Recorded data
============================================================

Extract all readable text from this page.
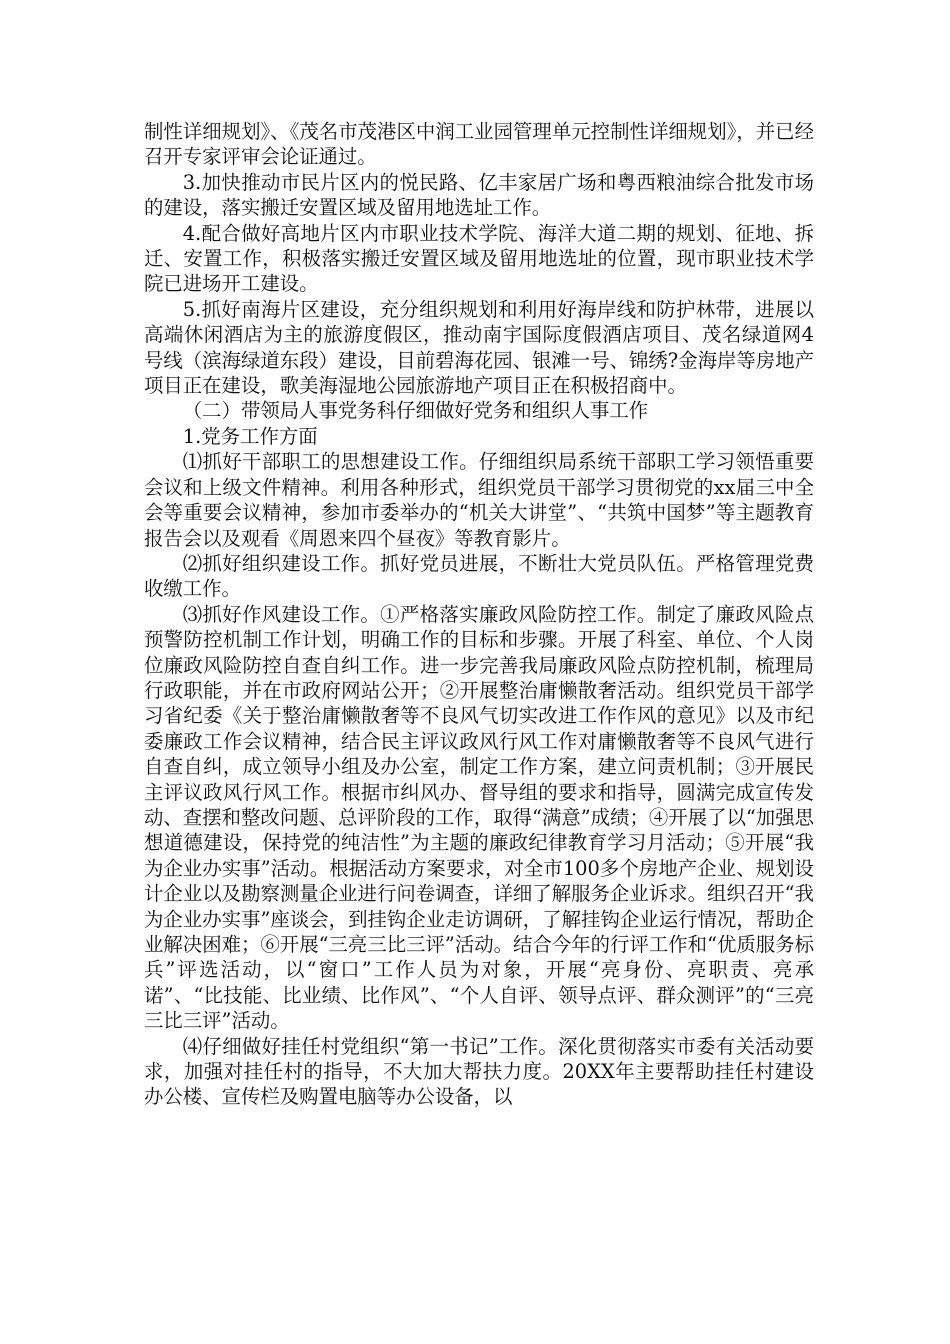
制性详细规划》、《茂名市茂港区中润工业园管理单元控制性详细规划》，并已经召开专家评审会论证通过。

3.加快推动市民片区内的悦民路、亿丰家居广场和粤西粮油综合批发市场的建设，落实搬迁安置区域及留用地选址工作。

4.配合做好高地片区内市职业技术学院、海洋大道二期的规划、征地、拆迁、安置工作，积极落实搬迁安置区域及留用地选址的位置，现市职业技术学院已进场开工建设。

5.抓好南海片区建设，充分组织规划和利用好海岸线和防护林带，进展以高端休闲酒店为主的旅游度假区，推动南宇国际度假酒店项目、茂名绿道网4号线（滨海绿道东段）建设，目前碧海花园、银滩一号、锦绣?金海岸等房地产项目正在建设，歌美海湿地公园旅游地产项目正在积极招商中。

（二）带领局人事党务科仔细做好党务和组织人事工作

1.党务工作方面

⑴抓好干部职工的思想建设工作。仔细组织局系统干部职工学习领悟重要会议和上级文件精神。利用各种形式，组织党员干部学习贯彻党的xx届三中全会等重要会议精神，参加市委举办的“机关大讲堂”、“共筑中国梦”等主题教育报告会以及观看《周恩来四个昼夜》等教育影片。

⑵抓好组织建设工作。抓好党员进展，不断壮大党员队伍。严格管理党费收缴工作。

⑶抓好作风建设工作。①严格落实廉政风险防控工作。制定了廉政风险点预警防控机制工作计划，明确工作的目标和步骤。开展了科室、单位、个人岗位廉政风险防控自查自纠工作。进一步完善我局廉政风险点防控机制，梳理局行政职能，并在市政府网站公开；②开展整治庸懒散奢活动。组织党员干部学习省纪委《关于整治庸懒散奢等不良风气切实改进工作作风的意见》以及市纪委廉政工作会议精神，结合民主评议政风行风工作对庸懒散奢等不良风气进行自查自纠，成立领导小组及办公室，制定工作方案，建立问责机制；③开展民主评议政风行风工作。根据市纠风办、督导组的要求和指导，圆满完成宣传发动、查摆和整改问题、总评阶段的工作，取得“满意”成绩；④开展了以“加强思想道德建设，保持党的纯洁性”为主题的廉政纪律教育学习月活动；⑤开展“我为企业办实事”活动。根据活动方案要求，对全市100多个房地产企业、规划设计企业以及勘察测量企业进行问卷调查，详细了解服务企业诉求。组织召开“我为企业办实事”座谈会，到挂钩企业走访调研，了解挂钩企业运行情况，帮助企业解决困难；⑥开展“三亮三比三评”活动。结合今年的行评工作和“优质服务标兵”评选活动，以“窗口”工作人员为对象，开展“亮身份、亮职责、亮承诺”、“比技能、比业绩、比作风”、“个人自评、领导点评、群众测评”的“三亮三比三评”活动。

⑷仔细做好挂任村党组织“第一书记”工作。深化贯彻落实市委有关活动要求，加强对挂任村的指导，不大加大帮扶力度。20XX年主要帮助挂任村建设办公楼、宣传栏及购置电脑等办公设备，以
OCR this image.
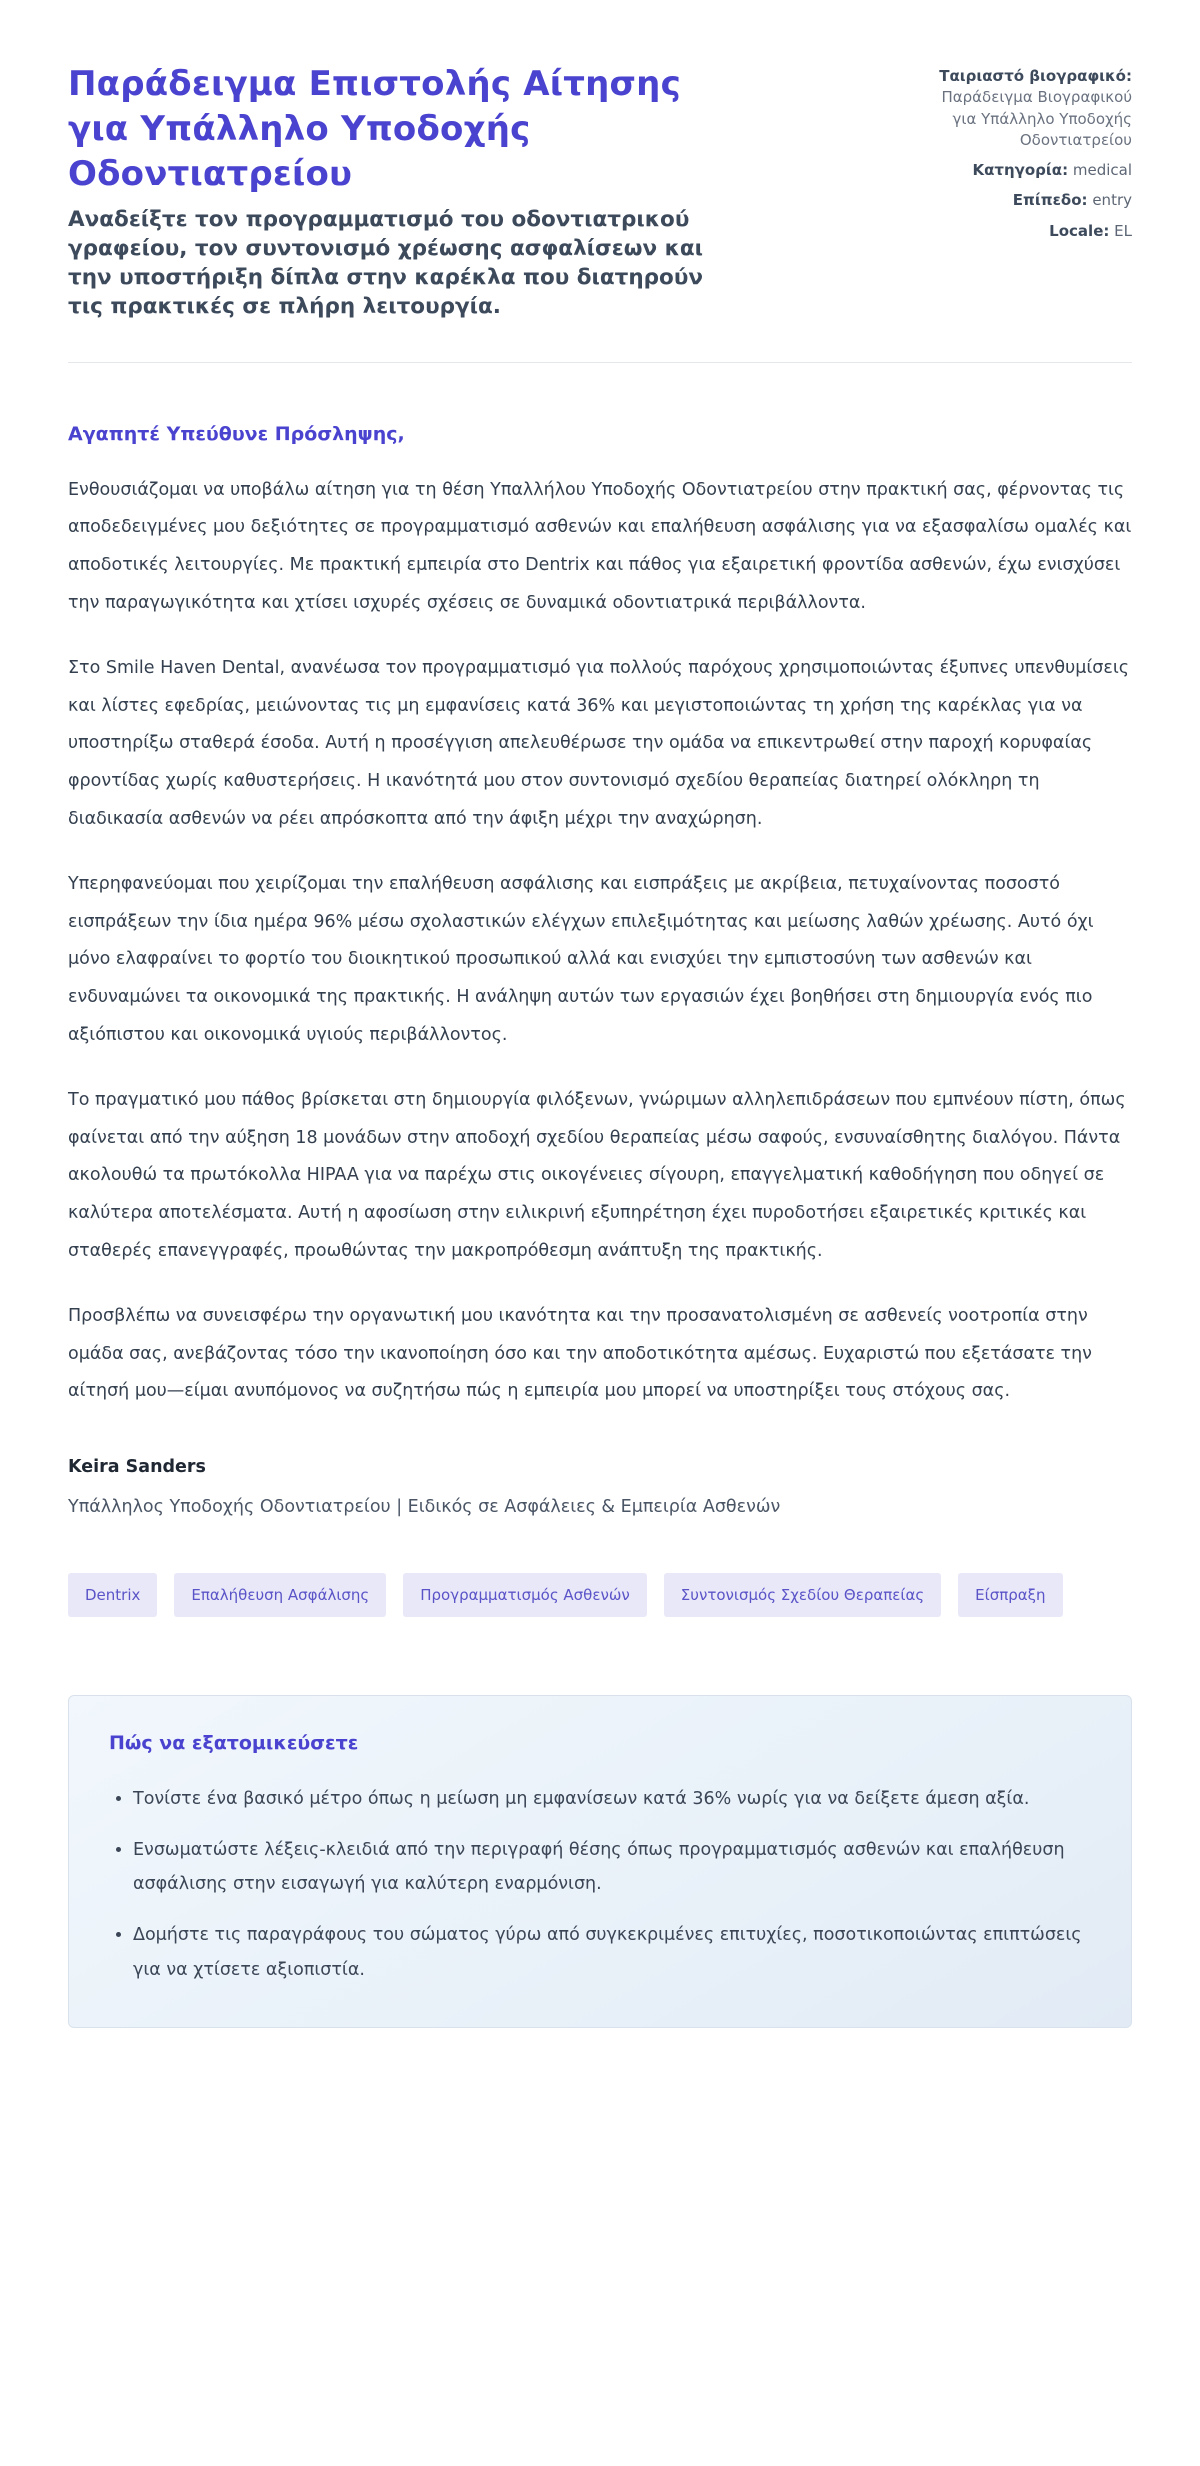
Παράδειγμα Επιστολής Αίτησης για Υπάλληλο Υποδοχής Οδοντιατρείου
Αναδείξτε τον προγραμματισμό του οδοντιατρικού γραφείου, τον συντονισμό χρέωσης ασφαλίσεων και την υποστήριξη δίπλα στην καρέκλα που διατηρούν τις πρακτικές σε πλήρη λειτουργία.
Ταιριαστό βιογραφικό: Παράδειγμα Βιογραφικού για Υπάλληλο Υποδοχής Οδοντιατρείου
Κατηγορία: medical
Επίπεδο: entry
Locale: EL
Αγαπητέ Υπεύθυνε Πρόσληψης,

Ενθουσιάζομαι να υποβάλω αίτηση για τη θέση Υπαλλήλου Υποδοχής Οδοντιατρείου στην πρακτική σας, φέρνοντας τις αποδεδειγμένες μου δεξιότητες σε προγραμματισμό ασθενών και επαλήθευση ασφάλισης για να εξασφαλίσω ομαλές και αποδοτικές λειτουργίες. Με πρακτική εμπειρία στο Dentrix και πάθος για εξαιρετική φροντίδα ασθενών, έχω ενισχύσει την παραγωγικότητα και χτίσει ισχυρές σχέσεις σε δυναμικά οδοντιατρικά περιβάλλοντα.

Στο Smile Haven Dental, ανανέωσα τον προγραμματισμό για πολλούς παρόχους χρησιμοποιώντας έξυπνες υπενθυμίσεις και λίστες εφεδρίας, μειώνοντας τις μη εμφανίσεις κατά 36% και μεγιστοποιώντας τη χρήση της καρέκλας για να υποστηρίξω σταθερά έσοδα. Αυτή η προσέγγιση απελευθέρωσε την ομάδα να επικεντρωθεί στην παροχή κορυφαίας φροντίδας χωρίς καθυστερήσεις. Η ικανότητά μου στον συντονισμό σχεδίου θεραπείας διατηρεί ολόκληρη τη διαδικασία ασθενών να ρέει απρόσκοπτα από την άφιξη μέχρι την αναχώρηση.

Υπερηφανεύομαι που χειρίζομαι την επαλήθευση ασφάλισης και εισπράξεις με ακρίβεια, πετυχαίνοντας ποσοστό εισπράξεων την ίδια ημέρα 96% μέσω σχολαστικών ελέγχων επιλεξιμότητας και μείωσης λαθών χρέωσης. Αυτό όχι μόνο ελαφραίνει το φορτίο του διοικητικού προσωπικού αλλά και ενισχύει την εμπιστοσύνη των ασθενών και ενδυναμώνει τα οικονομικά της πρακτικής. Η ανάληψη αυτών των εργασιών έχει βοηθήσει στη δημιουργία ενός πιο αξιόπιστου και οικονομικά υγιούς περιβάλλοντος.

Το πραγματικό μου πάθος βρίσκεται στη δημιουργία φιλόξενων, γνώριμων αλληλεπιδράσεων που εμπνέουν πίστη, όπως φαίνεται από την αύξηση 18 μονάδων στην αποδοχή σχεδίου θεραπείας μέσω σαφούς, ενσυναίσθητης διαλόγου. Πάντα ακολουθώ τα πρωτόκολλα HIPAA για να παρέχω στις οικογένειες σίγουρη, επαγγελματική καθοδήγηση που οδηγεί σε καλύτερα αποτελέσματα. Αυτή η αφοσίωση στην ειλικρινή εξυπηρέτηση έχει πυροδοτήσει εξαιρετικές κριτικές και σταθερές επανεγγραφές, προωθώντας την μακροπρόθεσμη ανάπτυξη της πρακτικής.

Προσβλέπω να συνεισφέρω την οργανωτική μου ικανότητα και την προσανατολισμένη σε ασθενείς νοοτροπία στην ομάδα σας, ανεβάζοντας τόσο την ικανοποίηση όσο και την αποδοτικότητα αμέσως. Ευχαριστώ που εξετάσατε την αίτησή μου—είμαι ανυπόμονος να συζητήσω πώς η εμπειρία μου μπορεί να υποστηρίξει τους στόχους σας.

Keira Sanders
Υπάλληλος Υποδοχής Οδοντιατρείου | Ειδικός σε Ασφάλειες & Εμπειρία Ασθενών
Dentrix	Επαλήθευση Ασφάλισης	Προγραμματισμός Ασθενών	Συντονισμός Σχεδίου Θεραπείας	Είσπραξη
Πώς να εξατομικεύσετε
• Τονίστε ένα βασικό μέτρο όπως η μείωση μη εμφανίσεων κατά 36% νωρίς για να δείξετε άμεση αξία.
• Ενσωματώστε λέξεις-κλειδιά από την περιγραφή θέσης όπως προγραμματισμός ασθενών και επαλήθευση ασφάλισης στην εισαγωγή για καλύτερη εναρμόνιση.
• Δομήστε τις παραγράφους του σώματος γύρω από συγκεκριμένες επιτυχίες, ποσοτικοποιώντας επιπτώσεις για να χτίσετε αξιοπιστία.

============================================================

EXERCISE TASK
Looking at the entries above, state how many lines contain "this"; give the number alone.

THE COMPLETED TASK
2